◆ **WORK TO DO**
Show all lines from the data that include the word "Haziran".

◆ **EXTRACTED INFORMATION**
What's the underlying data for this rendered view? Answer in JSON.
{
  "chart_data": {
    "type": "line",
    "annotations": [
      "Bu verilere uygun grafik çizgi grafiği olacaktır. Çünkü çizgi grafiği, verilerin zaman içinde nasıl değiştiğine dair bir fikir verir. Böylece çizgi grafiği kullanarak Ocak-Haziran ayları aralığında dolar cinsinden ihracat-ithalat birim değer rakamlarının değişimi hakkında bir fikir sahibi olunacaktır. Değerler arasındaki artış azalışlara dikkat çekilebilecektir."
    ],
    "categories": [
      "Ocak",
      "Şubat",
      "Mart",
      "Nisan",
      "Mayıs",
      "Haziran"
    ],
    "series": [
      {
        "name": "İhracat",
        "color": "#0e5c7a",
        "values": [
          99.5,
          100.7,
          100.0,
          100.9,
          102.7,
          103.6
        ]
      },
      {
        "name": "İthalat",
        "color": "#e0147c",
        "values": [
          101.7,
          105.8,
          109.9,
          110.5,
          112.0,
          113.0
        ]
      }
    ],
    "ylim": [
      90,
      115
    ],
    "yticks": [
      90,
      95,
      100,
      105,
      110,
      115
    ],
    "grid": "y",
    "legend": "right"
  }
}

◆ **THE OUTPUT**
      "Bu verilere uygun grafik çizgi grafiği olacaktır. Çünkü çizgi grafiği, verilerin zaman içinde nasıl değiştiğine dair bir fikir verir. Böylece çizgi grafiği kullanarak Ocak-Haziran ayları aralığında dolar cinsinden ihracat-ithalat birim değer rakamlarının değişimi hakkında bir fikir sahibi olunacaktır. Değerler arasındaki artış azalışlara dikkat çekilebilecektir."
      "Haziran"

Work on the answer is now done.